### [INSTRUCTIONS TO FOLLOW]
Reproduce all entries precisely as they are written.

### [Dataset rows about figures]
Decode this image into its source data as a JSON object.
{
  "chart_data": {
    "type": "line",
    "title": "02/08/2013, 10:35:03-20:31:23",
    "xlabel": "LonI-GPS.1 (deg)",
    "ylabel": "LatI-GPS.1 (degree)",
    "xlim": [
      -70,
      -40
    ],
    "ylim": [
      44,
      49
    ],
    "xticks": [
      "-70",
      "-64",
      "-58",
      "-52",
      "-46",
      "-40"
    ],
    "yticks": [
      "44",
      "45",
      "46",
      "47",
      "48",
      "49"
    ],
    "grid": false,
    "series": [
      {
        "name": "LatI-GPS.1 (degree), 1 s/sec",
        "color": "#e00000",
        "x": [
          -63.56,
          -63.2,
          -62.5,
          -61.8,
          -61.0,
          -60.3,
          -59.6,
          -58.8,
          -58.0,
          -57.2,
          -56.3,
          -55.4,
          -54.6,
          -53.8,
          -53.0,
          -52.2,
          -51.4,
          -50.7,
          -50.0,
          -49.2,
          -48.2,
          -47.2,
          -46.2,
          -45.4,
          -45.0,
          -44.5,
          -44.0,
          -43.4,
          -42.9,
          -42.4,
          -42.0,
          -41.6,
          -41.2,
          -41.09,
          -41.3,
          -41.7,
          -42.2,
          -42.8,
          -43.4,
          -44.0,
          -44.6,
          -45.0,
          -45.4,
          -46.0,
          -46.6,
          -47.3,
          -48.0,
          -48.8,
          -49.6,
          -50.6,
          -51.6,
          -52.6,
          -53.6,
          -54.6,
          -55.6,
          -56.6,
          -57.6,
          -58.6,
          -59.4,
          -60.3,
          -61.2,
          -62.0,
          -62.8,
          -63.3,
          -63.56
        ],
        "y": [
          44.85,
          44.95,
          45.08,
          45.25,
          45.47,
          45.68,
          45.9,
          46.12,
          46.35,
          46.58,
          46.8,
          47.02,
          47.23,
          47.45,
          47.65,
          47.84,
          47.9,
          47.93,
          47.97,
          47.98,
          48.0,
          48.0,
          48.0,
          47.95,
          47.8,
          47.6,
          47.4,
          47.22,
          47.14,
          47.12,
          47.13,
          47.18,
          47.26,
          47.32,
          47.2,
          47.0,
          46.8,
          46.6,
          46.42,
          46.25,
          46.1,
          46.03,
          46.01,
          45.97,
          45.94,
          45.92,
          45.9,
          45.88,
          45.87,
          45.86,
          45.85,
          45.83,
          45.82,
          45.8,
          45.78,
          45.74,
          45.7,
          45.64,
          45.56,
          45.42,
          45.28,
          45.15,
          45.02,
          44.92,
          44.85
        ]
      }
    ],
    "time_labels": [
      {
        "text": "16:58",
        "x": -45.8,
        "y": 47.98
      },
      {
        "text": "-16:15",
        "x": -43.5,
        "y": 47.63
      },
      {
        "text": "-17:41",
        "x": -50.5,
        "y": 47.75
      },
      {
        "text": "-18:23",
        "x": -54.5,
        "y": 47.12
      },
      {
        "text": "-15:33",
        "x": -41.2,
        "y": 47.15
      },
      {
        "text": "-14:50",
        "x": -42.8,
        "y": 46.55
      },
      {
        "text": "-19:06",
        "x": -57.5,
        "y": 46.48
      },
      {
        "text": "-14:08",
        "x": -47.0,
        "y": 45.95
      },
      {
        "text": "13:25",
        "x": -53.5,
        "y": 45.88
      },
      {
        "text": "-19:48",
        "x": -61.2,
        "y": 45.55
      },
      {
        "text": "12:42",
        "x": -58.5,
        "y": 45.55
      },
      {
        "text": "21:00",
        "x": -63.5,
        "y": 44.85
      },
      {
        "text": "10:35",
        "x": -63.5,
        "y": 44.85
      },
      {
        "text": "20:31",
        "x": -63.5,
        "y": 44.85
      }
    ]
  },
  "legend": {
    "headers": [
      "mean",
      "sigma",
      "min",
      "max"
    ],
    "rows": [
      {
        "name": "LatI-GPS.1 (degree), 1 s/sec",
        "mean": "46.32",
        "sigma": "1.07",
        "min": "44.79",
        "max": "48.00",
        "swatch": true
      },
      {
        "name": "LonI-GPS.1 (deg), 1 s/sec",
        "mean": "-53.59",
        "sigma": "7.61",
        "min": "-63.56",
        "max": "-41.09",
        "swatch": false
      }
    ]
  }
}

### [EXERCISE SOLUTION]
Decode this image into its source data as a JSON object.
{
  "chart_data": {
    "type": "line",
    "title": "02/08/2013, 10:35:03-20:31:23",
    "xlabel": "LonI-GPS.1 (deg)",
    "ylabel": "LatI-GPS.1 (degree)",
    "xlim": [
      -70,
      -40
    ],
    "ylim": [
      44,
      49
    ],
    "xticks": [
      "-70",
      "-64",
      "-58",
      "-52",
      "-46",
      "-40"
    ],
    "yticks": [
      "44",
      "45",
      "46",
      "47",
      "48",
      "49"
    ],
    "grid": false,
    "series": [
      {
        "name": "LatI-GPS.1 (degree), 1 s/sec",
        "color": "#e00000",
        "x": [
          -63.56,
          -63.2,
          -62.5,
          -61.8,
          -61.0,
          -60.3,
          -59.6,
          -58.8,
          -58.0,
          -57.2,
          -56.3,
          -55.4,
          -54.6,
          -53.8,
          -53.0,
          -52.2,
          -51.4,
          -50.7,
          -50.0,
          -49.2,
          -48.2,
          -47.2,
          -46.2,
          -45.4,
          -45.0,
          -44.5,
          -44.0,
          -43.4,
          -42.9,
          -42.4,
          -42.0,
          -41.6,
          -41.2,
          -41.09,
          -41.3,
          -41.7,
          -42.2,
          -42.8,
          -43.4,
          -44.0,
          -44.6,
          -45.0,
          -45.4,
          -46.0,
          -46.6,
          -47.3,
          -48.0,
          -48.8,
          -49.6,
          -50.6,
          -51.6,
          -52.6,
          -53.6,
          -54.6,
          -55.6,
          -56.6,
          -57.6,
          -58.6,
          -59.4,
          -60.3,
          -61.2,
          -62.0,
          -62.8,
          -63.3,
          -63.56
        ],
        "y": [
          44.85,
          44.95,
          45.08,
          45.25,
          45.47,
          45.68,
          45.9,
          46.12,
          46.35,
          46.58,
          46.8,
          47.02,
          47.23,
          47.45,
          47.65,
          47.84,
          47.9,
          47.93,
          47.97,
          47.98,
          48.0,
          48.0,
          48.0,
          47.95,
          47.8,
          47.6,
          47.4,
          47.22,
          47.14,
          47.12,
          47.13,
          47.18,
          47.26,
          47.32,
          47.2,
          47.0,
          46.8,
          46.6,
          46.42,
          46.25,
          46.1,
          46.03,
          46.01,
          45.97,
          45.94,
          45.92,
          45.9,
          45.88,
          45.87,
          45.86,
          45.85,
          45.83,
          45.82,
          45.8,
          45.78,
          45.74,
          45.7,
          45.64,
          45.56,
          45.42,
          45.28,
          45.15,
          45.02,
          44.92,
          44.85
        ]
      }
    ],
    "time_labels": [
      {
        "text": "16:58",
        "x": -45.8,
        "y": 47.98
      },
      {
        "text": "-16:15",
        "x": -43.5,
        "y": 47.63
      },
      {
        "text": "-17:41",
        "x": -50.5,
        "y": 47.75
      },
      {
        "text": "-18:23",
        "x": -54.5,
        "y": 47.12
      },
      {
        "text": "-15:33",
        "x": -41.2,
        "y": 47.15
      },
      {
        "text": "-14:50",
        "x": -42.8,
        "y": 46.55
      },
      {
        "text": "-19:06",
        "x": -57.5,
        "y": 46.48
      },
      {
        "text": "-14:08",
        "x": -47.0,
        "y": 45.95
      },
      {
        "text": "13:25",
        "x": -53.5,
        "y": 45.88
      },
      {
        "text": "-19:48",
        "x": -61.2,
        "y": 45.55
      },
      {
        "text": "12:42",
        "x": -58.5,
        "y": 45.55
      },
      {
        "text": "21:00",
        "x": -63.5,
        "y": 44.85
      },
      {
        "text": "10:35",
        "x": -63.5,
        "y": 44.85
      },
      {
        "text": "20:31",
        "x": -63.5,
        "y": 44.85
      }
    ]
  },
  "legend": {
    "headers": [
      "mean",
      "sigma",
      "min",
      "max"
    ],
    "rows": [
      {
        "name": "LatI-GPS.1 (degree), 1 s/sec",
        "mean": "46.32",
        "sigma": "1.07",
        "min": "44.79",
        "max": "48.00",
        "swatch": true
      },
      {
        "name": "LonI-GPS.1 (deg), 1 s/sec",
        "mean": "-53.59",
        "sigma": "7.61",
        "min": "-63.56",
        "max": "-41.09",
        "swatch": false
      }
    ]
  }
}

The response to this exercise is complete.